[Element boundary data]

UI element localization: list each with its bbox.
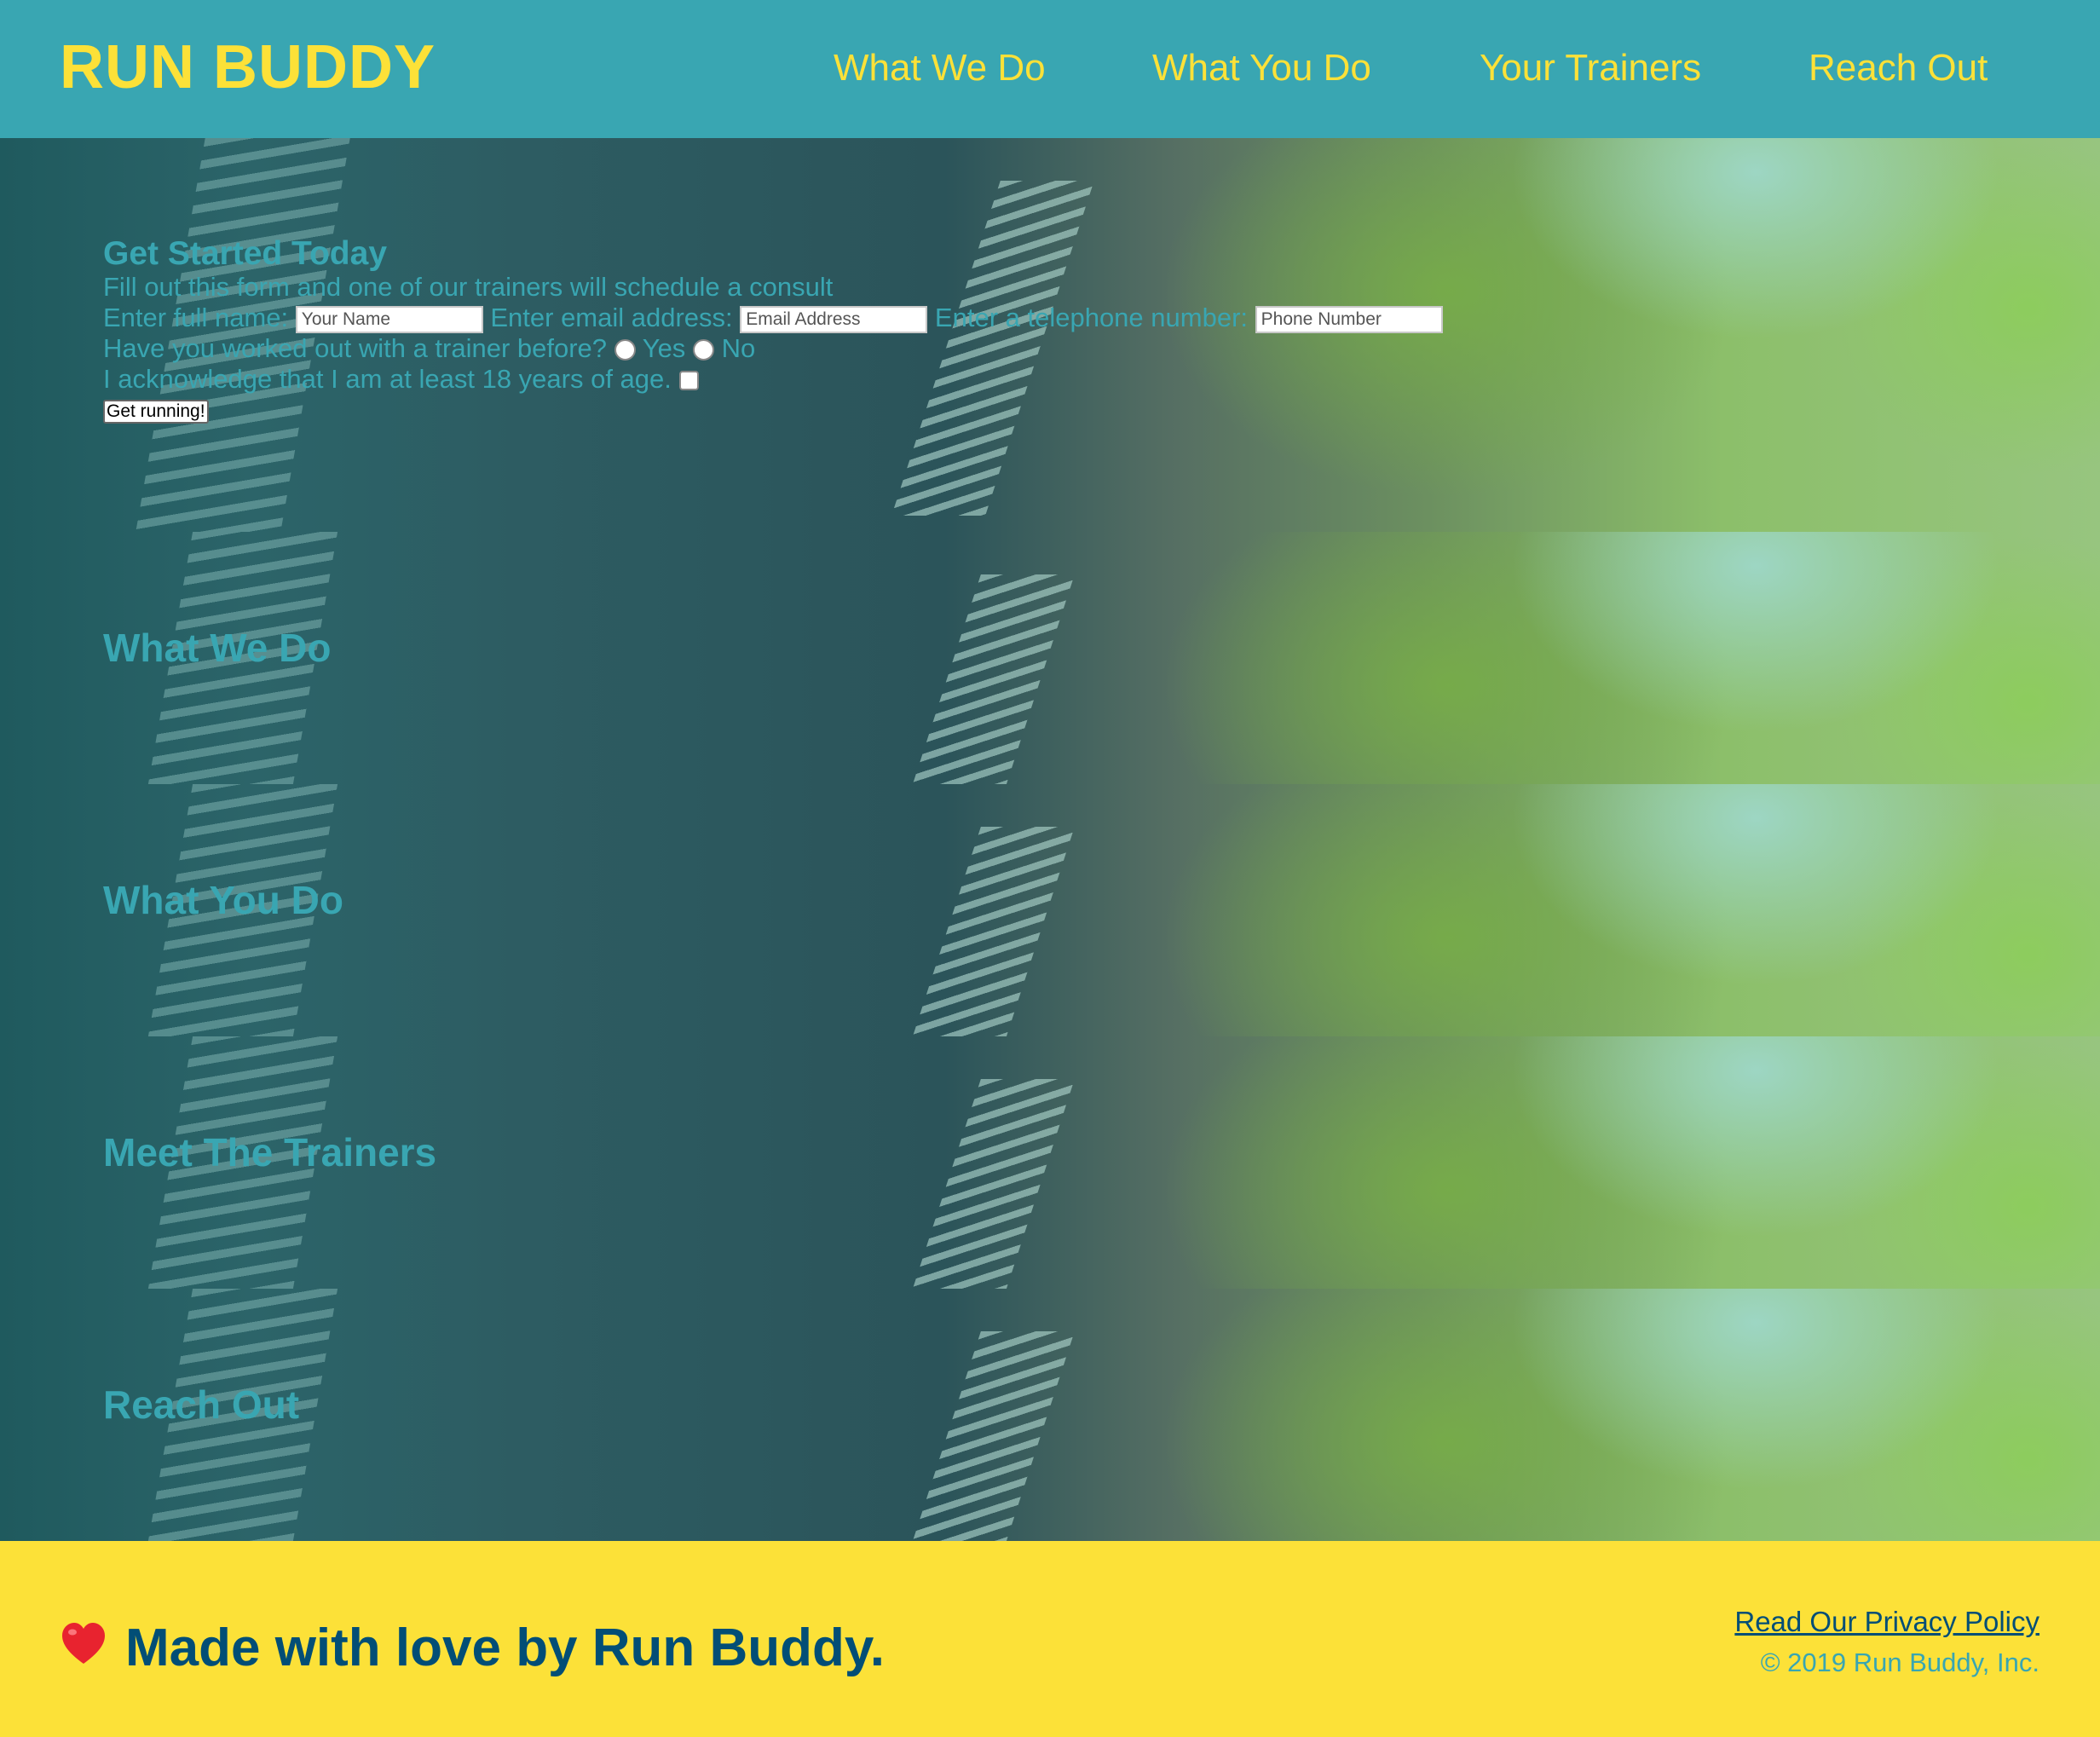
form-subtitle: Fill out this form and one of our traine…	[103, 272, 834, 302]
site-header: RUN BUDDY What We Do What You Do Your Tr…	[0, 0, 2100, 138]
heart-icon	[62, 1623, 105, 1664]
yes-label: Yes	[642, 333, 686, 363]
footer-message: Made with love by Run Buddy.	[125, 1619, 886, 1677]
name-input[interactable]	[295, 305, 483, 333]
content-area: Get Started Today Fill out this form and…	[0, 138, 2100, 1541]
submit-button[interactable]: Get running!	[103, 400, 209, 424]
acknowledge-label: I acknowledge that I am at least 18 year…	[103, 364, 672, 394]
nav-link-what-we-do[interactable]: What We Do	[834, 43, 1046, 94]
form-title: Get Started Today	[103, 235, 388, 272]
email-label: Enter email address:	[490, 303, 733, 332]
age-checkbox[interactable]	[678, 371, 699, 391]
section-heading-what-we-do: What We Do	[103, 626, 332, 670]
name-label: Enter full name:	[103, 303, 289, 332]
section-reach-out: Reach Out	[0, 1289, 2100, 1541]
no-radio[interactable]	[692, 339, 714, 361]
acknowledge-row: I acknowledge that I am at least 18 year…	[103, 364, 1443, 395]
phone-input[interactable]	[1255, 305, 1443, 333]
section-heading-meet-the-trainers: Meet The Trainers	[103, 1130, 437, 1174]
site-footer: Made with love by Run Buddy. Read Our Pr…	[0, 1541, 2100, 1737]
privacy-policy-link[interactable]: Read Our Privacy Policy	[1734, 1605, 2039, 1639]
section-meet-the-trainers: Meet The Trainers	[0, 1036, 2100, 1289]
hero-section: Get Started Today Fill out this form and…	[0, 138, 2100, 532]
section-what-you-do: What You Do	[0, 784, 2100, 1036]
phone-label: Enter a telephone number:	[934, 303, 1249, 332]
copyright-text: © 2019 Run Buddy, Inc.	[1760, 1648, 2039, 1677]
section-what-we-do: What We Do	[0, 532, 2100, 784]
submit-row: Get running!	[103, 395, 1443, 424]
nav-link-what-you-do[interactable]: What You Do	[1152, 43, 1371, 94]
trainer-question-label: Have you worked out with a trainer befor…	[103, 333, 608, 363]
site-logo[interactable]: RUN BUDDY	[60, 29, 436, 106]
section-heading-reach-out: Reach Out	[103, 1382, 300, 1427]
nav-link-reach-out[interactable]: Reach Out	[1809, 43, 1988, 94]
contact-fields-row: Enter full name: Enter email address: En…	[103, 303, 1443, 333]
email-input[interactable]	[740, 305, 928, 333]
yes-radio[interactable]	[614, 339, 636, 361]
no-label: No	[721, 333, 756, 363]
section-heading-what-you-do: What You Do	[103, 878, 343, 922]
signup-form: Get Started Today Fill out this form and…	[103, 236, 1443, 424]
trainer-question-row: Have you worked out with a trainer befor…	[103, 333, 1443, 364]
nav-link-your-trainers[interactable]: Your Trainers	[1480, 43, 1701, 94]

Task:
Reproduce every line of the data above word for word, omitting the picture.

Exercise result:
UI element localization: list each with its bbox.
form-subtitle: Fill out this form and one of our traine…	[103, 272, 834, 302]
site-header: RUN BUDDY What We Do What You Do Your Tr…	[0, 0, 2100, 138]
heart-icon	[62, 1623, 105, 1664]
yes-label: Yes	[642, 333, 686, 363]
footer-message: Made with love by Run Buddy.	[125, 1619, 886, 1677]
name-input[interactable]	[295, 305, 483, 333]
content-area: Get Started Today Fill out this form and…	[0, 138, 2100, 1541]
submit-button[interactable]: Get running!	[103, 400, 209, 424]
acknowledge-label: I acknowledge that I am at least 18 year…	[103, 364, 672, 394]
nav-link-what-we-do[interactable]: What We Do	[834, 43, 1046, 94]
form-title: Get Started Today	[103, 235, 388, 272]
email-label: Enter email address:	[490, 303, 733, 332]
age-checkbox[interactable]	[678, 371, 699, 391]
section-heading-what-we-do: What We Do	[103, 626, 332, 670]
name-label: Enter full name:	[103, 303, 289, 332]
section-reach-out: Reach Out	[0, 1289, 2100, 1541]
no-radio[interactable]	[692, 339, 714, 361]
acknowledge-row: I acknowledge that I am at least 18 year…	[103, 364, 1443, 395]
phone-input[interactable]	[1255, 305, 1443, 333]
section-heading-meet-the-trainers: Meet The Trainers	[103, 1130, 437, 1174]
site-footer: Made with love by Run Buddy. Read Our Pr…	[0, 1541, 2100, 1737]
privacy-policy-link[interactable]: Read Our Privacy Policy	[1734, 1605, 2039, 1639]
section-meet-the-trainers: Meet The Trainers	[0, 1036, 2100, 1289]
hero-section: Get Started Today Fill out this form and…	[0, 138, 2100, 532]
section-what-you-do: What You Do	[0, 784, 2100, 1036]
phone-label: Enter a telephone number:	[934, 303, 1249, 332]
copyright-text: © 2019 Run Buddy, Inc.	[1760, 1648, 2039, 1677]
section-what-we-do: What We Do	[0, 532, 2100, 784]
submit-row: Get running!	[103, 395, 1443, 424]
nav-link-what-you-do[interactable]: What You Do	[1152, 43, 1371, 94]
trainer-question-label: Have you worked out with a trainer befor…	[103, 333, 608, 363]
site-logo[interactable]: RUN BUDDY	[60, 29, 436, 106]
section-heading-reach-out: Reach Out	[103, 1382, 300, 1427]
nav-link-reach-out[interactable]: Reach Out	[1809, 43, 1988, 94]
contact-fields-row: Enter full name: Enter email address: En…	[103, 303, 1443, 333]
email-input[interactable]	[740, 305, 928, 333]
yes-radio[interactable]	[614, 339, 636, 361]
no-label: No	[721, 333, 756, 363]
section-heading-what-you-do: What You Do	[103, 878, 343, 922]
signup-form: Get Started Today Fill out this form and…	[103, 236, 1443, 424]
trainer-question-row: Have you worked out with a trainer befor…	[103, 333, 1443, 364]
nav-link-your-trainers[interactable]: Your Trainers	[1480, 43, 1701, 94]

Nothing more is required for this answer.